§ Do this
Write the data below out exactly as it stands. Do not include the pictures.

§ Dataset rows
_ _ _ _ _ _ _

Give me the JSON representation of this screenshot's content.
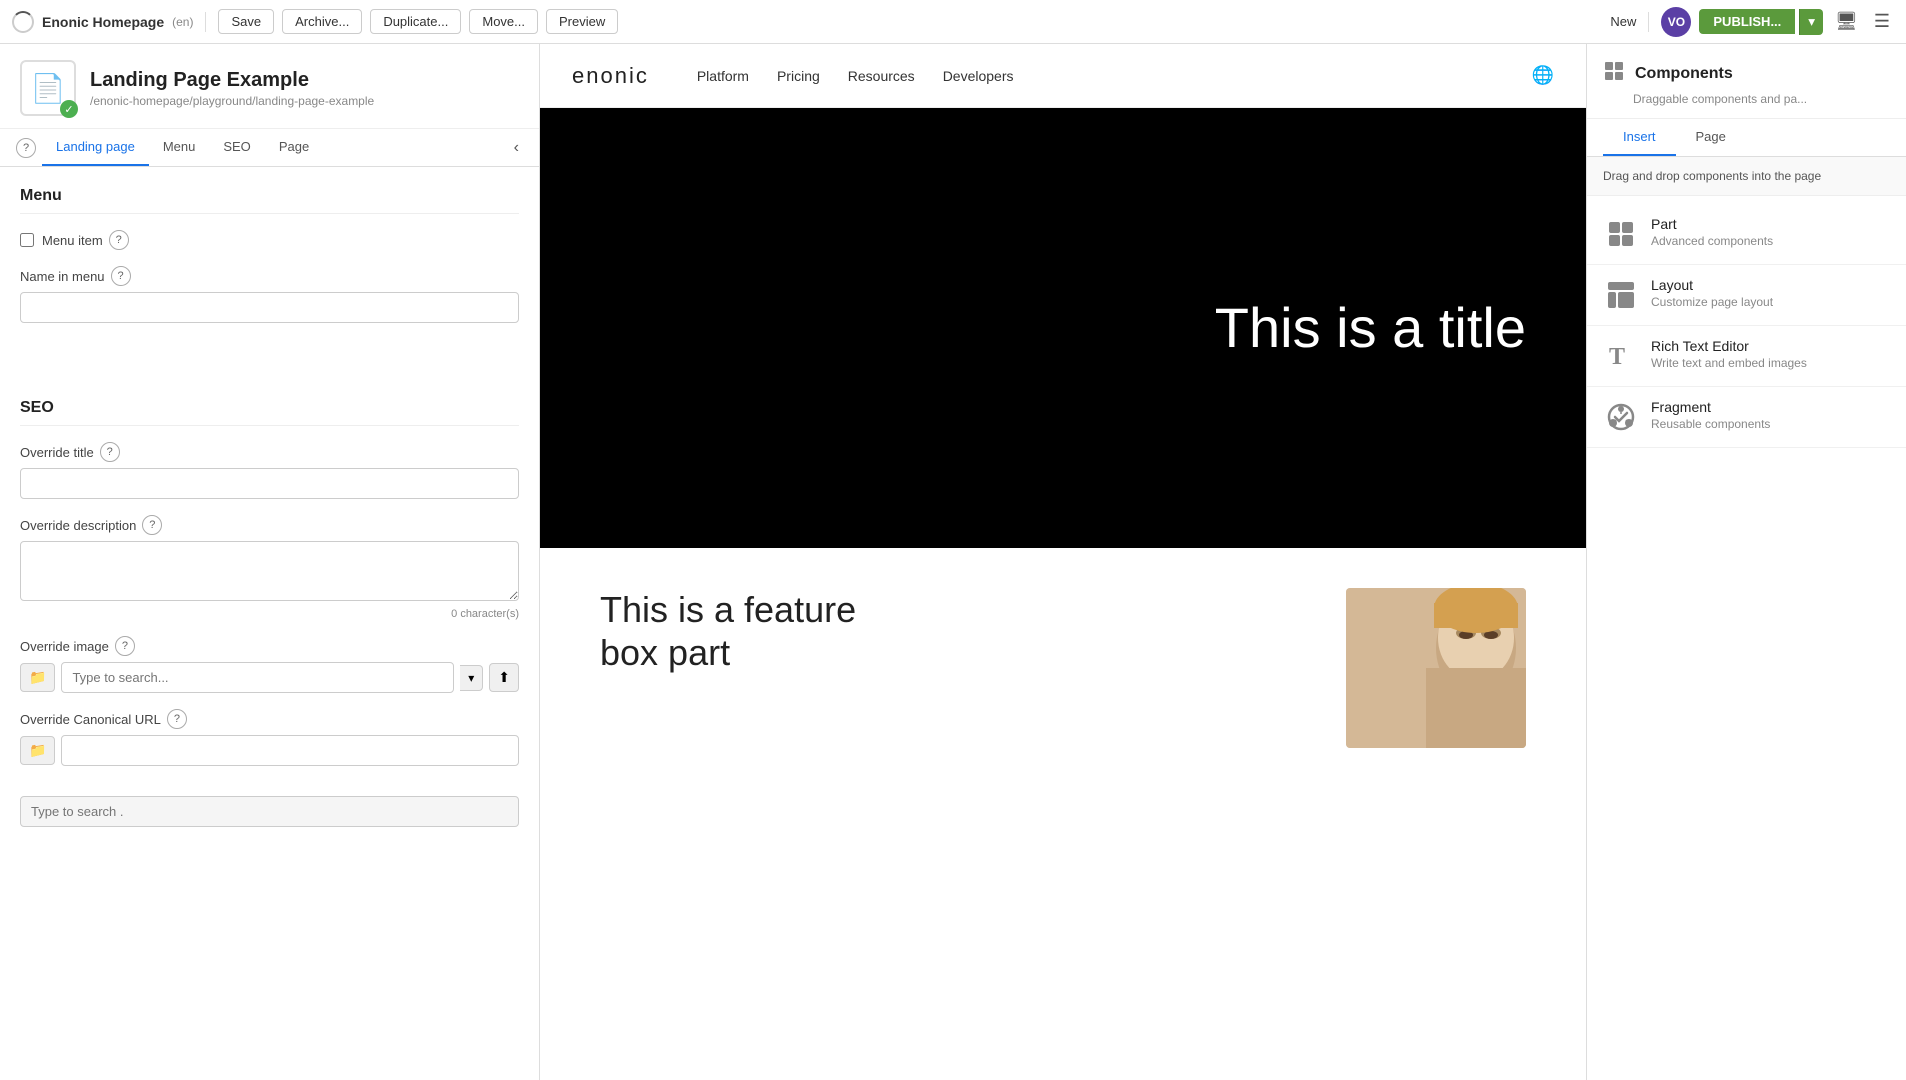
{
  "toolbar": {
    "app_name": "Enonic Homepage",
    "app_locale": "(en)",
    "save_label": "Save",
    "archive_label": "Archive...",
    "duplicate_label": "Duplicate...",
    "move_label": "Move...",
    "preview_label": "Preview",
    "new_label": "New",
    "publish_label": "PUBLISH...",
    "avatar_initials": "VO"
  },
  "content": {
    "title": "Landing Page Example",
    "path": "/enonic-homepage/playground/landing-page-example"
  },
  "tabs": {
    "items": [
      {
        "label": "Landing page",
        "active": true
      },
      {
        "label": "Menu",
        "active": false
      },
      {
        "label": "SEO",
        "active": false
      },
      {
        "label": "Page",
        "active": false
      }
    ]
  },
  "form": {
    "menu_section": "Menu",
    "menu_item_label": "Menu item",
    "name_in_menu_label": "Name in menu",
    "seo_section": "SEO",
    "override_title_label": "Override title",
    "override_description_label": "Override description",
    "char_count": "0 character(s)",
    "override_image_label": "Override image",
    "override_canonical_label": "Override Canonical URL",
    "search_placeholder": "Type to search...",
    "type_to_search": "Type to search ."
  },
  "preview": {
    "logo": "enonic",
    "nav_links": [
      {
        "label": "Platform"
      },
      {
        "label": "Pricing"
      },
      {
        "label": "Resources"
      },
      {
        "label": "Developers"
      }
    ],
    "hero_title": "This is a title",
    "feature_title": "This is a feature\nbox part"
  },
  "right_panel": {
    "title": "Components",
    "subtitle": "Draggable components and pa...",
    "tabs": [
      {
        "label": "Insert",
        "active": true
      },
      {
        "label": "Page",
        "active": false
      }
    ],
    "drag_info": "Drag and drop components into the page",
    "components": [
      {
        "name": "Part",
        "description": "Advanced components",
        "icon": "part"
      },
      {
        "name": "Layout",
        "description": "Customize page layout",
        "icon": "layout"
      },
      {
        "name": "Rich Text Editor",
        "description": "Write text and embed images",
        "icon": "richtext"
      },
      {
        "name": "Fragment",
        "description": "Reusable components",
        "icon": "fragment"
      }
    ]
  }
}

_ _ _ _ _ _ _

§ Response to the exercise
Give me the JSON representation of this screenshot's content.
{
  "toolbar": {
    "app_name": "Enonic Homepage",
    "app_locale": "(en)",
    "save_label": "Save",
    "archive_label": "Archive...",
    "duplicate_label": "Duplicate...",
    "move_label": "Move...",
    "preview_label": "Preview",
    "new_label": "New",
    "publish_label": "PUBLISH...",
    "avatar_initials": "VO"
  },
  "content": {
    "title": "Landing Page Example",
    "path": "/enonic-homepage/playground/landing-page-example"
  },
  "tabs": {
    "items": [
      {
        "label": "Landing page",
        "active": true
      },
      {
        "label": "Menu",
        "active": false
      },
      {
        "label": "SEO",
        "active": false
      },
      {
        "label": "Page",
        "active": false
      }
    ]
  },
  "form": {
    "menu_section": "Menu",
    "menu_item_label": "Menu item",
    "name_in_menu_label": "Name in menu",
    "seo_section": "SEO",
    "override_title_label": "Override title",
    "override_description_label": "Override description",
    "char_count": "0 character(s)",
    "override_image_label": "Override image",
    "override_canonical_label": "Override Canonical URL",
    "search_placeholder": "Type to search...",
    "type_to_search": "Type to search ."
  },
  "preview": {
    "logo": "enonic",
    "nav_links": [
      {
        "label": "Platform"
      },
      {
        "label": "Pricing"
      },
      {
        "label": "Resources"
      },
      {
        "label": "Developers"
      }
    ],
    "hero_title": "This is a title",
    "feature_title": "This is a feature\nbox part"
  },
  "right_panel": {
    "title": "Components",
    "subtitle": "Draggable components and pa...",
    "tabs": [
      {
        "label": "Insert",
        "active": true
      },
      {
        "label": "Page",
        "active": false
      }
    ],
    "drag_info": "Drag and drop components into the page",
    "components": [
      {
        "name": "Part",
        "description": "Advanced components",
        "icon": "part"
      },
      {
        "name": "Layout",
        "description": "Customize page layout",
        "icon": "layout"
      },
      {
        "name": "Rich Text Editor",
        "description": "Write text and embed images",
        "icon": "richtext"
      },
      {
        "name": "Fragment",
        "description": "Reusable components",
        "icon": "fragment"
      }
    ]
  }
}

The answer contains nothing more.